### Stated problem
Retype the whole listing below, character for character.

[Excerpt from a dataset]

##############################

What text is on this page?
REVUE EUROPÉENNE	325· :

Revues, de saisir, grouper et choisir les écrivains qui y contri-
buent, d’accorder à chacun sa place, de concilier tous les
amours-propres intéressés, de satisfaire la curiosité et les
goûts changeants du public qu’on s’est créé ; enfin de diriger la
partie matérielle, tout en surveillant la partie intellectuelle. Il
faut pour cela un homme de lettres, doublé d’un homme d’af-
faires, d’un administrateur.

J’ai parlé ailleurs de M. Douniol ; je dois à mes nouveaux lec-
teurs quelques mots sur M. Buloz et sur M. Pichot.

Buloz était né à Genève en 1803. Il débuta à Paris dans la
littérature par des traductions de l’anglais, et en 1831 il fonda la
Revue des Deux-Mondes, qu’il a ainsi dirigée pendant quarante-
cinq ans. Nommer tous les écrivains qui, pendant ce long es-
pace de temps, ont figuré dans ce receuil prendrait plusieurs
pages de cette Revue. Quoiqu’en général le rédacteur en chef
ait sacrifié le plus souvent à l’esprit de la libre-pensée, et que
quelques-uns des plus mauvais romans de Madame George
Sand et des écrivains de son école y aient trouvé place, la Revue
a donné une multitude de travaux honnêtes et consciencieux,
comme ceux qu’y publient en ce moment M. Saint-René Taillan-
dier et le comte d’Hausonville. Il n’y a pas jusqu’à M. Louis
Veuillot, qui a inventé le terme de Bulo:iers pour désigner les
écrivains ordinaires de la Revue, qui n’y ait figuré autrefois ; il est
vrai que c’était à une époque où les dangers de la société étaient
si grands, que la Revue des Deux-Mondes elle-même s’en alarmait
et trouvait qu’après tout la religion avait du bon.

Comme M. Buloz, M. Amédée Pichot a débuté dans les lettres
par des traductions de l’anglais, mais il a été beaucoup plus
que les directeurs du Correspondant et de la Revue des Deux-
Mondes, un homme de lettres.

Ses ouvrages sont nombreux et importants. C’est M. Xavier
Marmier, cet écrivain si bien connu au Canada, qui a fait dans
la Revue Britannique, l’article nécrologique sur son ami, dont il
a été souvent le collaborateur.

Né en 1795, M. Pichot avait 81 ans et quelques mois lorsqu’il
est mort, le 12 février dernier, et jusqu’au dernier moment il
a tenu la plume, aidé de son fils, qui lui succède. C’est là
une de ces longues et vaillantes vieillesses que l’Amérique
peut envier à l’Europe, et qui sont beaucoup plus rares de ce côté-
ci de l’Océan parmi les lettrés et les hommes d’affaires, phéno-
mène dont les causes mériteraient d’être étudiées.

##############################

### Result
What text is on this page?
REVUE EUROPÉENNE	325· :

Revues, de saisir, grouper et choisir les écrivains qui y contri-
buent, d’accorder à chacun sa place, de concilier tous les
amours-propres intéressés, de satisfaire la curiosité et les
goûts changeants du public qu’on s’est créé ; enfin de diriger la
partie matérielle, tout en surveillant la partie intellectuelle. Il
faut pour cela un homme de lettres, doublé d’un homme d’af-
faires, d’un administrateur.

J’ai parlé ailleurs de M. Douniol ; je dois à mes nouveaux lec-
teurs quelques mots sur M. Buloz et sur M. Pichot.

Buloz était né à Genève en 1803. Il débuta à Paris dans la
littérature par des traductions de l’anglais, et en 1831 il fonda la
Revue des Deux-Mondes, qu’il a ainsi dirigée pendant quarante-
cinq ans. Nommer tous les écrivains qui, pendant ce long es-
pace de temps, ont figuré dans ce receuil prendrait plusieurs
pages de cette Revue. Quoiqu’en général le rédacteur en chef
ait sacrifié le plus souvent à l’esprit de la libre-pensée, et que
quelques-uns des plus mauvais romans de Madame George
Sand et des écrivains de son école y aient trouvé place, la Revue
a donné une multitude de travaux honnêtes et consciencieux,
comme ceux qu’y publient en ce moment M. Saint-René Taillan-
dier et le comte d’Hausonville. Il n’y a pas jusqu’à M. Louis
Veuillot, qui a inventé le terme de Bulo:iers pour désigner les
écrivains ordinaires de la Revue, qui n’y ait figuré autrefois ; il est
vrai que c’était à une époque où les dangers de la société étaient
si grands, que la Revue des Deux-Mondes elle-même s’en alarmait
et trouvait qu’après tout la religion avait du bon.

Comme M. Buloz, M. Amédée Pichot a débuté dans les lettres
par des traductions de l’anglais, mais il a été beaucoup plus
que les directeurs du Correspondant et de la Revue des Deux-
Mondes, un homme de lettres.

Ses ouvrages sont nombreux et importants. C’est M. Xavier
Marmier, cet écrivain si bien connu au Canada, qui a fait dans
la Revue Britannique, l’article nécrologique sur son ami, dont il
a été souvent le collaborateur.

Né en 1795, M. Pichot avait 81 ans et quelques mois lorsqu’il
est mort, le 12 février dernier, et jusqu’au dernier moment il
a tenu la plume, aidé de son fils, qui lui succède. C’est là
une de ces longues et vaillantes vieillesses que l’Amérique
peut envier à l’Europe, et qui sont beaucoup plus rares de ce côté-
ci de l’Océan parmi les lettrés et les hommes d’affaires, phéno-
mène dont les causes mériteraient d’être étudiées.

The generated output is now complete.